:: STATED TASK ::
Send back the records in full, character for character.

--- Begin DATA SUPPLIED ---

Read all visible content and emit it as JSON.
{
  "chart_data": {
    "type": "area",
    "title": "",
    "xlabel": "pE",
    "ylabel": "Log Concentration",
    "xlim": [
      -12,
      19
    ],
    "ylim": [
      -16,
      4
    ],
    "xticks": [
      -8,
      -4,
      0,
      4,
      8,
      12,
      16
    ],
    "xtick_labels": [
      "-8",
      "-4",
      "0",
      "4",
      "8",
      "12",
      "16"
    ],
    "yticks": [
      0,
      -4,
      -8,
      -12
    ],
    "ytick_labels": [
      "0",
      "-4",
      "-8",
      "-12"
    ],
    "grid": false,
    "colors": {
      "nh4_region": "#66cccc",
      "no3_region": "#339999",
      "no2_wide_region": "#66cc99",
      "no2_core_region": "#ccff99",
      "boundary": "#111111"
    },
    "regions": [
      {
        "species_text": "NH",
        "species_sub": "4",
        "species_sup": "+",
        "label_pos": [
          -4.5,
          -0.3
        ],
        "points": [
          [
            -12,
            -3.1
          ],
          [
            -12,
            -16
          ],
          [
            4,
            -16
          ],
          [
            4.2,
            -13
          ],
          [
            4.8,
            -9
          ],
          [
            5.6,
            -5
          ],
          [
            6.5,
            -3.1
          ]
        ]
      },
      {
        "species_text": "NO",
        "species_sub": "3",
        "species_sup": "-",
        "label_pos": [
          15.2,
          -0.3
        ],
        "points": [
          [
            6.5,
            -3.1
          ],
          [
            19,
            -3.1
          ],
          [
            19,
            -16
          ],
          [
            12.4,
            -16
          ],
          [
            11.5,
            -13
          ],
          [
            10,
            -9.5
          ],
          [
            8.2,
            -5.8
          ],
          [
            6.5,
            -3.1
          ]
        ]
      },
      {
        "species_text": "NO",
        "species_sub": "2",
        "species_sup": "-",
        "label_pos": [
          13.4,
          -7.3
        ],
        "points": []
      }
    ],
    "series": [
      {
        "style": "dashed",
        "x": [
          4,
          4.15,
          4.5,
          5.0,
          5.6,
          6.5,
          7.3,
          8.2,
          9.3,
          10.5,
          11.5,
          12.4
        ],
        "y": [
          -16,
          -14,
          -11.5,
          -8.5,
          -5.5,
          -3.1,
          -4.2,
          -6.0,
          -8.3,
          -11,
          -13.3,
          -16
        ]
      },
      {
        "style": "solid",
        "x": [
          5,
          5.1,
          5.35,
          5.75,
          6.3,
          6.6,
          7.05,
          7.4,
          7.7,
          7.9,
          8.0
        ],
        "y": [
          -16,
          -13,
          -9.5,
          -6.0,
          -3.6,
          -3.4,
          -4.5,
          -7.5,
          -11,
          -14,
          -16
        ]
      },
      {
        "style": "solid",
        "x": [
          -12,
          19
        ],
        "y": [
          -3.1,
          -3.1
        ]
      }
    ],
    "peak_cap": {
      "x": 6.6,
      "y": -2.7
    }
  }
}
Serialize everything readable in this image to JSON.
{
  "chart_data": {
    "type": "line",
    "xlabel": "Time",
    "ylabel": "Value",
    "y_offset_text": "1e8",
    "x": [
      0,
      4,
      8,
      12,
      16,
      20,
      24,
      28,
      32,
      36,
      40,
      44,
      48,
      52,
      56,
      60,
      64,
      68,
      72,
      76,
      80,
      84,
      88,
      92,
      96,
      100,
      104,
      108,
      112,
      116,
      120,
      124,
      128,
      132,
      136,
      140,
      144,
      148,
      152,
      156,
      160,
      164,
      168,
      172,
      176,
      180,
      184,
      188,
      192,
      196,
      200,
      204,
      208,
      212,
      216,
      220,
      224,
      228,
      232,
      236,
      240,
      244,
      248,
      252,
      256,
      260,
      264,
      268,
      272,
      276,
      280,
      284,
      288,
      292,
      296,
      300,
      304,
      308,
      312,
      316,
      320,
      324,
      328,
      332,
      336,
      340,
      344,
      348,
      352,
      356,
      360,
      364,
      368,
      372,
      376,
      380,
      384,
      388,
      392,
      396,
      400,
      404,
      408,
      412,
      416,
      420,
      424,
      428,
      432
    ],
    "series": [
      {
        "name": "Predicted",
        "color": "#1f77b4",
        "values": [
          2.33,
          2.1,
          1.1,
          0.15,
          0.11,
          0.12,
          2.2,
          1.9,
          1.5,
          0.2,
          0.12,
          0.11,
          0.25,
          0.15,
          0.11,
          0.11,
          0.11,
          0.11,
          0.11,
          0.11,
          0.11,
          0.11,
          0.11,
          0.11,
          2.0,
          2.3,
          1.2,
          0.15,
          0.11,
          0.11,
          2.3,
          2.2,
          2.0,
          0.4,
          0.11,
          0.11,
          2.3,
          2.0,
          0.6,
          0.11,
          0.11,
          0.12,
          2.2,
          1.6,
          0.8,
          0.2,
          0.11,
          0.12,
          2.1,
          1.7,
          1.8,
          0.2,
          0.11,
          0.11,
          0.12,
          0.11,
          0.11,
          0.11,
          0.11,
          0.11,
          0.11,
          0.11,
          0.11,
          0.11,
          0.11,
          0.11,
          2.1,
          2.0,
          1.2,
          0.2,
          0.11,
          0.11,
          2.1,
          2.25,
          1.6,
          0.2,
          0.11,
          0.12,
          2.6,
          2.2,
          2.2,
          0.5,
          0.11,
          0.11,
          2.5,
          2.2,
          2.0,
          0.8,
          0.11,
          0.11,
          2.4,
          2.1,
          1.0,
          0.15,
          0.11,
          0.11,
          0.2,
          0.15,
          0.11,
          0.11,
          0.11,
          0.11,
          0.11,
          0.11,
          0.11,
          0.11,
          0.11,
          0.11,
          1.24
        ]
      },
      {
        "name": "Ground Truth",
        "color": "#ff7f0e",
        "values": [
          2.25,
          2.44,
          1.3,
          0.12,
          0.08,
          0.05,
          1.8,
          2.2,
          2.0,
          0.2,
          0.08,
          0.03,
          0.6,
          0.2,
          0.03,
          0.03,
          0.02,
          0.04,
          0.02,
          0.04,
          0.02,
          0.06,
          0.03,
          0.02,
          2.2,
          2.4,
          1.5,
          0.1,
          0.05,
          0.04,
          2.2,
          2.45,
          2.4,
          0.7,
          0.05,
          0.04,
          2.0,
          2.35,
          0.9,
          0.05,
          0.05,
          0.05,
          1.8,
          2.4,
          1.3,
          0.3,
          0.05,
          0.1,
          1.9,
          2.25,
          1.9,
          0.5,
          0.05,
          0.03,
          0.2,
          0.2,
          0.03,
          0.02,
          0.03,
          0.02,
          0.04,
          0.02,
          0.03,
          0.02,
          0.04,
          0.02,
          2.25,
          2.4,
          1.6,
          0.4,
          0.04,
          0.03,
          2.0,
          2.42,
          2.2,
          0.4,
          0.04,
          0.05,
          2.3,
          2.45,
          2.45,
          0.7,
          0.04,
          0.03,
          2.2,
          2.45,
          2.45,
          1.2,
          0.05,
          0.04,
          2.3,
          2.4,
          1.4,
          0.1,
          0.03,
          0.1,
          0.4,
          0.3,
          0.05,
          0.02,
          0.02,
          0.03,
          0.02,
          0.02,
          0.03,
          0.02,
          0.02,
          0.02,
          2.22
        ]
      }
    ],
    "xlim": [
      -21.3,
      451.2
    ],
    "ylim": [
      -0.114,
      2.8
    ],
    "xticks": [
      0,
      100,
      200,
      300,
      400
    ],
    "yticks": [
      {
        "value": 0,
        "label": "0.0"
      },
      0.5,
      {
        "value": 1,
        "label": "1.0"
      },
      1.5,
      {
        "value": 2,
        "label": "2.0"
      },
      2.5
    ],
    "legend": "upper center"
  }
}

--- End DATA SUPPLIED ---

:: COMPLETE ANSWER ::
Read all visible content and emit it as JSON.
{
  "chart_data": {
    "type": "area",
    "title": "",
    "xlabel": "pE",
    "ylabel": "Log Concentration",
    "xlim": [
      -12,
      19
    ],
    "ylim": [
      -16,
      4
    ],
    "xticks": [
      -8,
      -4,
      0,
      4,
      8,
      12,
      16
    ],
    "xtick_labels": [
      "-8",
      "-4",
      "0",
      "4",
      "8",
      "12",
      "16"
    ],
    "yticks": [
      0,
      -4,
      -8,
      -12
    ],
    "ytick_labels": [
      "0",
      "-4",
      "-8",
      "-12"
    ],
    "grid": false,
    "colors": {
      "nh4_region": "#66cccc",
      "no3_region": "#339999",
      "no2_wide_region": "#66cc99",
      "no2_core_region": "#ccff99",
      "boundary": "#111111"
    },
    "regions": [
      {
        "species_text": "NH",
        "species_sub": "4",
        "species_sup": "+",
        "label_pos": [
          -4.5,
          -0.3
        ],
        "points": [
          [
            -12,
            -3.1
          ],
          [
            -12,
            -16
          ],
          [
            4,
            -16
          ],
          [
            4.2,
            -13
          ],
          [
            4.8,
            -9
          ],
          [
            5.6,
            -5
          ],
          [
            6.5,
            -3.1
          ]
        ]
      },
      {
        "species_text": "NO",
        "species_sub": "3",
        "species_sup": "-",
        "label_pos": [
          15.2,
          -0.3
        ],
        "points": [
          [
            6.5,
            -3.1
          ],
          [
            19,
            -3.1
          ],
          [
            19,
            -16
          ],
          [
            12.4,
            -16
          ],
          [
            11.5,
            -13
          ],
          [
            10,
            -9.5
          ],
          [
            8.2,
            -5.8
          ],
          [
            6.5,
            -3.1
          ]
        ]
      },
      {
        "species_text": "NO",
        "species_sub": "2",
        "species_sup": "-",
        "label_pos": [
          13.4,
          -7.3
        ],
        "points": []
      }
    ],
    "series": [
      {
        "style": "dashed",
        "x": [
          4,
          4.15,
          4.5,
          5.0,
          5.6,
          6.5,
          7.3,
          8.2,
          9.3,
          10.5,
          11.5,
          12.4
        ],
        "y": [
          -16,
          -14,
          -11.5,
          -8.5,
          -5.5,
          -3.1,
          -4.2,
          -6.0,
          -8.3,
          -11,
          -13.3,
          -16
        ]
      },
      {
        "style": "solid",
        "x": [
          5,
          5.1,
          5.35,
          5.75,
          6.3,
          6.6,
          7.05,
          7.4,
          7.7,
          7.9,
          8.0
        ],
        "y": [
          -16,
          -13,
          -9.5,
          -6.0,
          -3.6,
          -3.4,
          -4.5,
          -7.5,
          -11,
          -14,
          -16
        ]
      },
      {
        "style": "solid",
        "x": [
          -12,
          19
        ],
        "y": [
          -3.1,
          -3.1
        ]
      }
    ],
    "peak_cap": {
      "x": 6.6,
      "y": -2.7
    }
  }
}
Serialize everything readable in this image to JSON.
{
  "chart_data": {
    "type": "line",
    "xlabel": "Time",
    "ylabel": "Value",
    "y_offset_text": "1e8",
    "x": [
      0,
      4,
      8,
      12,
      16,
      20,
      24,
      28,
      32,
      36,
      40,
      44,
      48,
      52,
      56,
      60,
      64,
      68,
      72,
      76,
      80,
      84,
      88,
      92,
      96,
      100,
      104,
      108,
      112,
      116,
      120,
      124,
      128,
      132,
      136,
      140,
      144,
      148,
      152,
      156,
      160,
      164,
      168,
      172,
      176,
      180,
      184,
      188,
      192,
      196,
      200,
      204,
      208,
      212,
      216,
      220,
      224,
      228,
      232,
      236,
      240,
      244,
      248,
      252,
      256,
      260,
      264,
      268,
      272,
      276,
      280,
      284,
      288,
      292,
      296,
      300,
      304,
      308,
      312,
      316,
      320,
      324,
      328,
      332,
      336,
      340,
      344,
      348,
      352,
      356,
      360,
      364,
      368,
      372,
      376,
      380,
      384,
      388,
      392,
      396,
      400,
      404,
      408,
      412,
      416,
      420,
      424,
      428,
      432
    ],
    "series": [
      {
        "name": "Predicted",
        "color": "#1f77b4",
        "values": [
          2.33,
          2.1,
          1.1,
          0.15,
          0.11,
          0.12,
          2.2,
          1.9,
          1.5,
          0.2,
          0.12,
          0.11,
          0.25,
          0.15,
          0.11,
          0.11,
          0.11,
          0.11,
          0.11,
          0.11,
          0.11,
          0.11,
          0.11,
          0.11,
          2.0,
          2.3,
          1.2,
          0.15,
          0.11,
          0.11,
          2.3,
          2.2,
          2.0,
          0.4,
          0.11,
          0.11,
          2.3,
          2.0,
          0.6,
          0.11,
          0.11,
          0.12,
          2.2,
          1.6,
          0.8,
          0.2,
          0.11,
          0.12,
          2.1,
          1.7,
          1.8,
          0.2,
          0.11,
          0.11,
          0.12,
          0.11,
          0.11,
          0.11,
          0.11,
          0.11,
          0.11,
          0.11,
          0.11,
          0.11,
          0.11,
          0.11,
          2.1,
          2.0,
          1.2,
          0.2,
          0.11,
          0.11,
          2.1,
          2.25,
          1.6,
          0.2,
          0.11,
          0.12,
          2.6,
          2.2,
          2.2,
          0.5,
          0.11,
          0.11,
          2.5,
          2.2,
          2.0,
          0.8,
          0.11,
          0.11,
          2.4,
          2.1,
          1.0,
          0.15,
          0.11,
          0.11,
          0.2,
          0.15,
          0.11,
          0.11,
          0.11,
          0.11,
          0.11,
          0.11,
          0.11,
          0.11,
          0.11,
          0.11,
          1.24
        ]
      },
      {
        "name": "Ground Truth",
        "color": "#ff7f0e",
        "values": [
          2.25,
          2.44,
          1.3,
          0.12,
          0.08,
          0.05,
          1.8,
          2.2,
          2.0,
          0.2,
          0.08,
          0.03,
          0.6,
          0.2,
          0.03,
          0.03,
          0.02,
          0.04,
          0.02,
          0.04,
          0.02,
          0.06,
          0.03,
          0.02,
          2.2,
          2.4,
          1.5,
          0.1,
          0.05,
          0.04,
          2.2,
          2.45,
          2.4,
          0.7,
          0.05,
          0.04,
          2.0,
          2.35,
          0.9,
          0.05,
          0.05,
          0.05,
          1.8,
          2.4,
          1.3,
          0.3,
          0.05,
          0.1,
          1.9,
          2.25,
          1.9,
          0.5,
          0.05,
          0.03,
          0.2,
          0.2,
          0.03,
          0.02,
          0.03,
          0.02,
          0.04,
          0.02,
          0.03,
          0.02,
          0.04,
          0.02,
          2.25,
          2.4,
          1.6,
          0.4,
          0.04,
          0.03,
          2.0,
          2.42,
          2.2,
          0.4,
          0.04,
          0.05,
          2.3,
          2.45,
          2.45,
          0.7,
          0.04,
          0.03,
          2.2,
          2.45,
          2.45,
          1.2,
          0.05,
          0.04,
          2.3,
          2.4,
          1.4,
          0.1,
          0.03,
          0.1,
          0.4,
          0.3,
          0.05,
          0.02,
          0.02,
          0.03,
          0.02,
          0.02,
          0.03,
          0.02,
          0.02,
          0.02,
          2.22
        ]
      }
    ],
    "xlim": [
      -21.3,
      451.2
    ],
    "ylim": [
      -0.114,
      2.8
    ],
    "xticks": [
      0,
      100,
      200,
      300,
      400
    ],
    "yticks": [
      {
        "value": 0,
        "label": "0.0"
      },
      0.5,
      {
        "value": 1,
        "label": "1.0"
      },
      1.5,
      {
        "value": 2,
        "label": "2.0"
      },
      2.5
    ],
    "legend": "upper center"
  }
}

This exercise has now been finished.